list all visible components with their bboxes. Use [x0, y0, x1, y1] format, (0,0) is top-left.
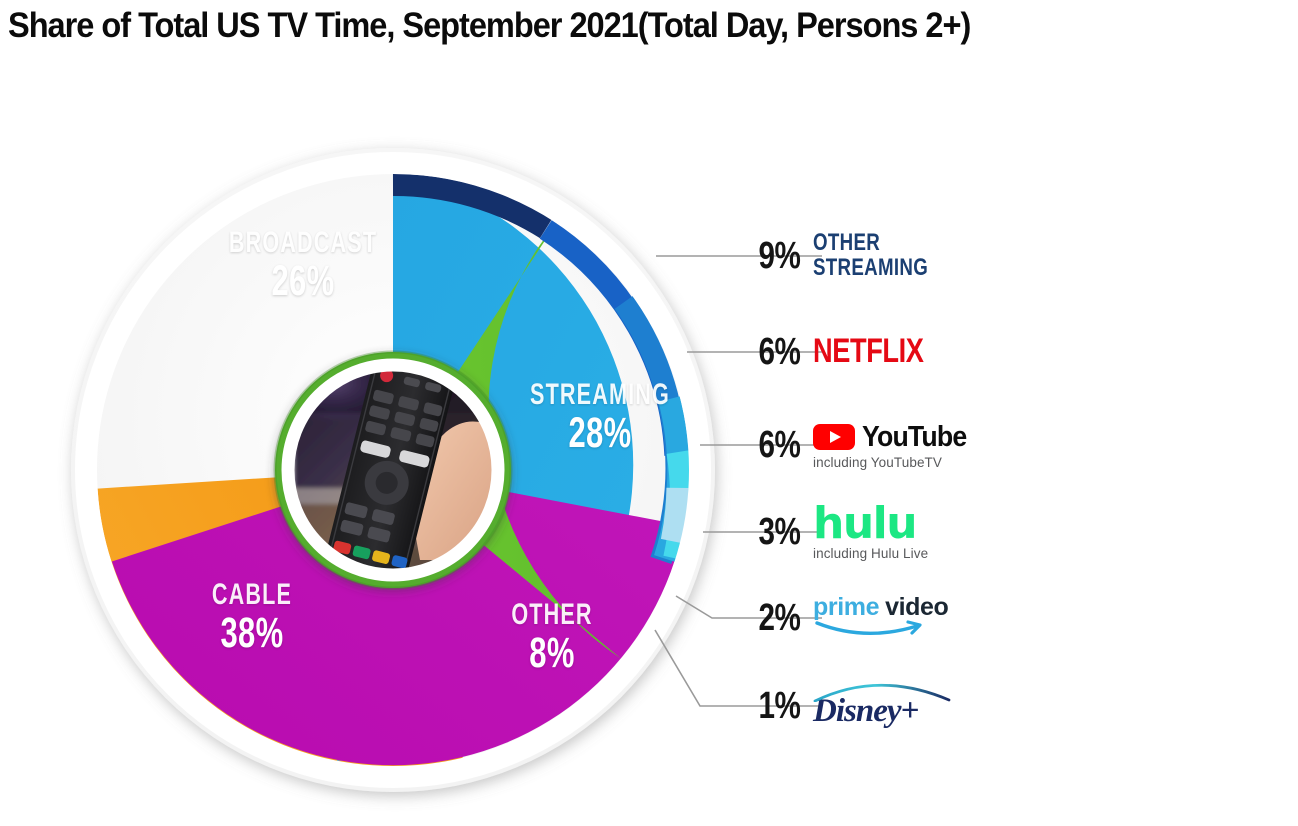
legend-item-prime-video[interactable]: 2% prime video — [735, 586, 948, 650]
legend-pct-disney-plus: 1% — [752, 685, 813, 728]
legend-item-other-streaming[interactable]: 9% OTHER STREAMING — [735, 224, 961, 288]
legend-sub-youtube: including YouTubeTV — [813, 455, 975, 470]
slice-label-other-name: OTHER — [466, 600, 639, 630]
legend-item-hulu[interactable]: 3% hulu including Hulu Live — [735, 500, 928, 564]
legend-brand-youtube: YouTube — [862, 421, 966, 454]
legend-item-youtube[interactable]: 6% YouTube including YouTubeTV — [735, 413, 975, 477]
legend-item-netflix[interactable]: 6% NETFLIX — [735, 320, 951, 384]
slice-label-broadcast-value: 26% — [217, 260, 390, 303]
legend-brand-hulu: hulu — [813, 503, 928, 545]
legend-pct-netflix: 6% — [752, 331, 813, 374]
youtube-logo-icon: YouTube including YouTubeTV — [813, 421, 975, 470]
legend-brand-prime: prime — [813, 593, 879, 622]
legend-item-disney-plus[interactable]: 1% Disney+ — [735, 674, 918, 738]
netflix-wordmark-icon: NETFLIX — [813, 334, 951, 369]
youtube-play-icon — [813, 422, 855, 452]
slice-label-streaming-name: STREAMING — [514, 380, 687, 410]
ring-disney-plus[interactable] — [672, 488, 678, 541]
prime-video-logo-icon: prime video — [813, 593, 948, 643]
disney-arc-icon — [809, 678, 955, 702]
other-streaming-text-icon: OTHER STREAMING — [813, 231, 961, 280]
slice-label-streaming-value: 28% — [514, 412, 687, 455]
legend-brand-video: video — [885, 593, 948, 622]
legend-pct-youtube: 6% — [752, 424, 813, 467]
legend-sub-hulu: including Hulu Live — [813, 546, 928, 561]
legend-pct-prime-video: 2% — [752, 597, 813, 640]
slice-label-broadcast: BROADCAST 26% — [183, 228, 423, 303]
slice-label-broadcast-name: BROADCAST — [217, 228, 390, 258]
slice-label-other: OTHER 8% — [432, 600, 672, 675]
hulu-wordmark-icon: hulu including Hulu Live — [813, 503, 928, 561]
slice-label-cable: CABLE 38% — [132, 580, 372, 655]
slice-label-other-value: 8% — [466, 632, 639, 675]
slice-label-streaming: STREAMING 28% — [480, 380, 720, 455]
legend-brand-netflix: NETFLIX — [813, 334, 924, 369]
slice-label-cable-name: CABLE — [166, 580, 339, 610]
legend-brand-other-streaming-line1: OTHER — [813, 231, 928, 256]
legend-brand-other-streaming-line2: STREAMING — [813, 256, 928, 281]
chart-legend: 9% OTHER STREAMING 6% NETFLIX 6% — [735, 60, 1295, 826]
chart-page: Share of Total US TV Time, September 202… — [0, 0, 1298, 826]
legend-pct-hulu: 3% — [752, 511, 813, 554]
legend-pct-other-streaming: 9% — [752, 235, 813, 278]
amazon-smile-arrow-icon — [813, 620, 931, 638]
page-title: Share of Total US TV Time, September 202… — [8, 6, 1208, 46]
slice-label-cable-value: 38% — [166, 612, 339, 655]
disney-plus-logo-icon: Disney+ — [813, 684, 918, 728]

**WHAT TO PRODUCE:** Copy out every one of the lines above word for word, omitting the pictures.

**RESULT OF THIS TASK:**
list all visible components with their bboxes. Use [x0, y0, x1, y1] format, (0,0) is top-left.
legend-item-prime-video[interactable]: 2% prime video — [735, 586, 948, 650]
legend-pct-disney-plus: 1% — [752, 685, 813, 728]
legend-item-other-streaming[interactable]: 9% OTHER STREAMING — [735, 224, 961, 288]
legend-sub-youtube: including YouTubeTV — [813, 455, 975, 470]
slice-label-other-name: OTHER — [466, 600, 639, 630]
legend-item-hulu[interactable]: 3% hulu including Hulu Live — [735, 500, 928, 564]
legend-brand-youtube: YouTube — [862, 421, 966, 454]
legend-item-youtube[interactable]: 6% YouTube including YouTubeTV — [735, 413, 975, 477]
legend-item-netflix[interactable]: 6% NETFLIX — [735, 320, 951, 384]
slice-label-broadcast-value: 26% — [217, 260, 390, 303]
legend-brand-hulu: hulu — [813, 503, 928, 545]
legend-pct-netflix: 6% — [752, 331, 813, 374]
youtube-logo-icon: YouTube including YouTubeTV — [813, 421, 975, 470]
legend-brand-prime: prime — [813, 593, 879, 622]
legend-item-disney-plus[interactable]: 1% Disney+ — [735, 674, 918, 738]
netflix-wordmark-icon: NETFLIX — [813, 334, 951, 369]
youtube-play-icon — [813, 422, 855, 452]
slice-label-streaming-name: STREAMING — [514, 380, 687, 410]
ring-disney-plus[interactable] — [672, 488, 678, 541]
prime-video-logo-icon: prime video — [813, 593, 948, 643]
disney-arc-icon — [809, 678, 955, 702]
other-streaming-text-icon: OTHER STREAMING — [813, 231, 961, 280]
slice-label-streaming-value: 28% — [514, 412, 687, 455]
legend-brand-video: video — [885, 593, 948, 622]
legend-pct-youtube: 6% — [752, 424, 813, 467]
legend-sub-hulu: including Hulu Live — [813, 546, 928, 561]
legend-pct-prime-video: 2% — [752, 597, 813, 640]
slice-label-broadcast: BROADCAST 26% — [183, 228, 423, 303]
slice-label-broadcast-name: BROADCAST — [217, 228, 390, 258]
slice-label-other: OTHER 8% — [432, 600, 672, 675]
hulu-wordmark-icon: hulu including Hulu Live — [813, 503, 928, 561]
slice-label-cable: CABLE 38% — [132, 580, 372, 655]
slice-label-other-value: 8% — [466, 632, 639, 675]
slice-label-streaming: STREAMING 28% — [480, 380, 720, 455]
legend-brand-netflix: NETFLIX — [813, 334, 924, 369]
slice-label-cable-name: CABLE — [166, 580, 339, 610]
legend-brand-other-streaming-line1: OTHER — [813, 231, 928, 256]
legend-brand-other-streaming-line2: STREAMING — [813, 256, 928, 281]
chart-legend: 9% OTHER STREAMING 6% NETFLIX 6% — [735, 60, 1295, 826]
chart-page: Share of Total US TV Time, September 202… — [0, 0, 1298, 826]
legend-pct-hulu: 3% — [752, 511, 813, 554]
legend-pct-other-streaming: 9% — [752, 235, 813, 278]
amazon-smile-arrow-icon — [813, 620, 931, 638]
page-title: Share of Total US TV Time, September 202… — [8, 6, 1208, 46]
slice-label-cable-value: 38% — [166, 612, 339, 655]
disney-plus-logo-icon: Disney+ — [813, 684, 918, 728]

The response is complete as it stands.